## BEGIN RAW RECORDS

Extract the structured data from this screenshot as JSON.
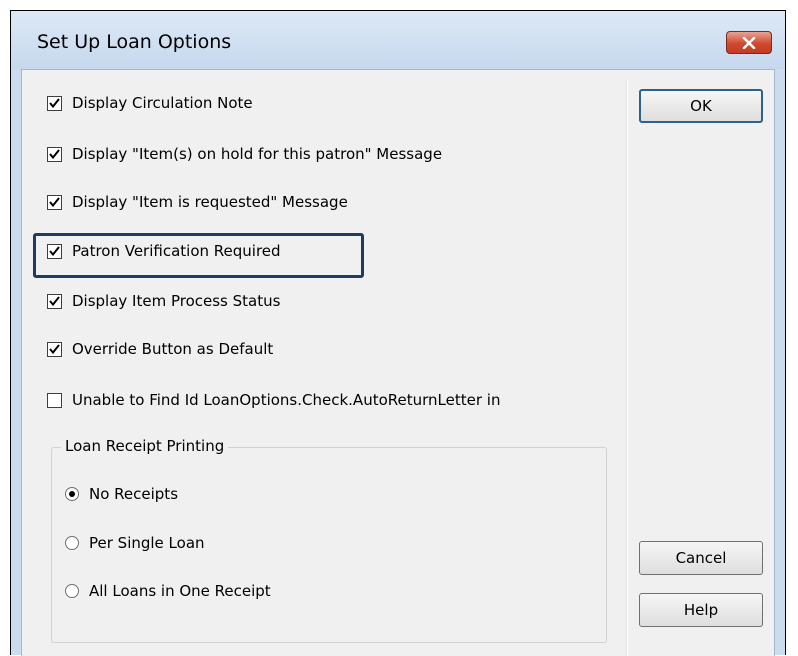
{
  "dialog": {
    "title": "Set Up Loan Options"
  },
  "checkboxes": [
    {
      "label": "Display Circulation Note",
      "checked": true
    },
    {
      "label": "Display \"Item(s) on hold for this patron\" Message",
      "checked": true
    },
    {
      "label": "Display \"Item is requested\" Message",
      "checked": true
    },
    {
      "label": "Patron Verification Required",
      "checked": true
    },
    {
      "label": "Display Item Process Status",
      "checked": true
    },
    {
      "label": "Override Button as Default",
      "checked": true
    },
    {
      "label": "Unable to Find Id LoanOptions.Check.AutoReturnLetter in",
      "checked": false
    }
  ],
  "receipt_group": {
    "label": "Loan Receipt Printing",
    "options": [
      {
        "label": "No Receipts",
        "selected": true
      },
      {
        "label": "Per Single Loan",
        "selected": false
      },
      {
        "label": "All Loans in One Receipt",
        "selected": false
      }
    ]
  },
  "buttons": {
    "ok": "OK",
    "cancel": "Cancel",
    "help": "Help"
  },
  "icons": {
    "close": "close-icon",
    "check": "checkmark-icon"
  },
  "colors": {
    "highlight": "#1e3c60",
    "close_button": "#cf4a30",
    "titlebar": "#c6d8ee"
  }
}
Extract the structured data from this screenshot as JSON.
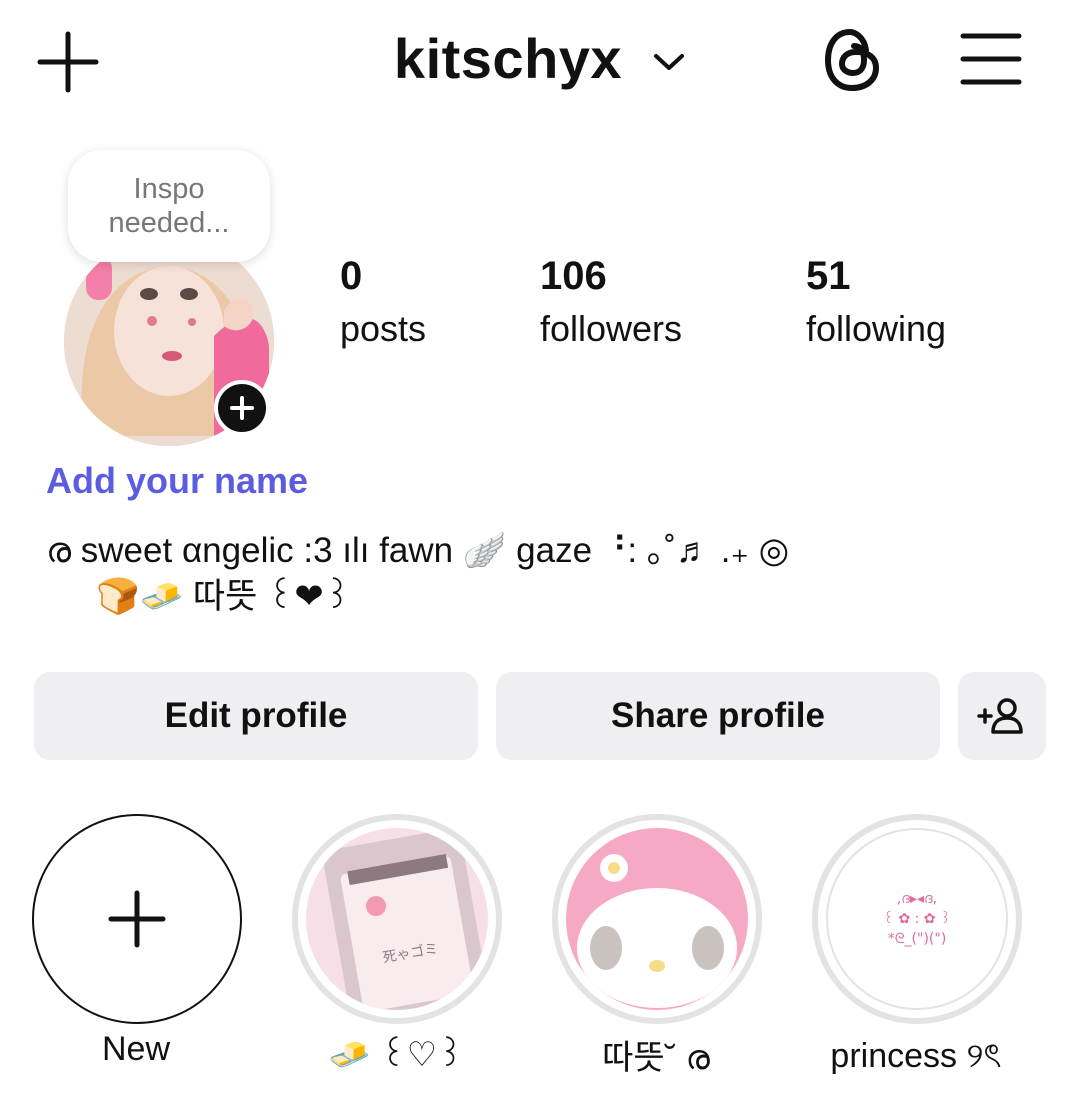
{
  "header": {
    "username": "kitschyx"
  },
  "note": {
    "line1": "Inspo",
    "line2": "needed..."
  },
  "stats": {
    "posts": {
      "value": "0",
      "label": "posts"
    },
    "followers": {
      "value": "106",
      "label": "followers"
    },
    "following": {
      "value": "51",
      "label": "following"
    }
  },
  "profile": {
    "add_name": "Add your name",
    "bio_line1": "ര sweet αngelic :3 ılı fawn 🪽 gaze ⠘: ｡˚♬ .₊ ◎",
    "bio_line2": "🍞🧈  따뜻  ꒰❤꒱"
  },
  "buttons": {
    "edit": "Edit profile",
    "share": "Share profile"
  },
  "highlights": [
    {
      "label": "New"
    },
    {
      "label": "🧈 ꒰♡꒱"
    },
    {
      "label": "따뜻˘ ര"
    },
    {
      "label": "princess ୨ৎ"
    }
  ],
  "highlight_3_text": {
    "l1": ",ദ▸◂ദ,",
    "l2": "꒰ ✿ : ✿ ꒱",
    "l3": "*ᘓ_(\")(\")"
  },
  "highlight_1_text": "死ゃゴミ",
  "colors": {
    "accent": "#5b5ce0",
    "button_bg": "#efeff2",
    "ring": "#e3e3e6"
  }
}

## END RAW RECORDS

# PROBLEM:
Reproduce every entry word for word, but omit the pictures.

# ANSWER IN FULL:
Extract the structured data from this screenshot as JSON.
{
  "dialog": {
    "title": "Set Up Loan Options"
  },
  "checkboxes": [
    {
      "label": "Display Circulation Note",
      "checked": true
    },
    {
      "label": "Display \"Item(s) on hold for this patron\" Message",
      "checked": true
    },
    {
      "label": "Display \"Item is requested\" Message",
      "checked": true
    },
    {
      "label": "Patron Verification Required",
      "checked": true
    },
    {
      "label": "Display Item Process Status",
      "checked": true
    },
    {
      "label": "Override Button as Default",
      "checked": true
    },
    {
      "label": "Unable to Find Id LoanOptions.Check.AutoReturnLetter in",
      "checked": false
    }
  ],
  "receipt_group": {
    "label": "Loan Receipt Printing",
    "options": [
      {
        "label": "No Receipts",
        "selected": true
      },
      {
        "label": "Per Single Loan",
        "selected": false
      },
      {
        "label": "All Loans in One Receipt",
        "selected": false
      }
    ]
  },
  "buttons": {
    "ok": "OK",
    "cancel": "Cancel",
    "help": "Help"
  },
  "icons": {
    "close": "close-icon",
    "check": "checkmark-icon"
  },
  "colors": {
    "highlight": "#1e3c60",
    "close_button": "#cf4a30",
    "titlebar": "#c6d8ee"
  }
}
Extract the structured data from this screenshot as JSON.
{
  "header": {
    "username": "kitschyx"
  },
  "note": {
    "line1": "Inspo",
    "line2": "needed..."
  },
  "stats": {
    "posts": {
      "value": "0",
      "label": "posts"
    },
    "followers": {
      "value": "106",
      "label": "followers"
    },
    "following": {
      "value": "51",
      "label": "following"
    }
  },
  "profile": {
    "add_name": "Add your name",
    "bio_line1": "ര sweet αngelic :3 ılı fawn 🪽 gaze ⠘: ｡˚♬ .₊ ◎",
    "bio_line2": "🍞🧈  따뜻  ꒰❤꒱"
  },
  "buttons": {
    "edit": "Edit profile",
    "share": "Share profile"
  },
  "highlights": [
    {
      "label": "New"
    },
    {
      "label": "🧈 ꒰♡꒱"
    },
    {
      "label": "따뜻˘ ര"
    },
    {
      "label": "princess ୨ৎ"
    }
  ],
  "highlight_3_text": {
    "l1": ",ദ▸◂ദ,",
    "l2": "꒰ ✿ : ✿ ꒱",
    "l3": "*ᘓ_(\")(\")"
  },
  "highlight_1_text": "死ゃゴミ",
  "colors": {
    "accent": "#5b5ce0",
    "button_bg": "#efeff2",
    "ring": "#e3e3e6"
  }
}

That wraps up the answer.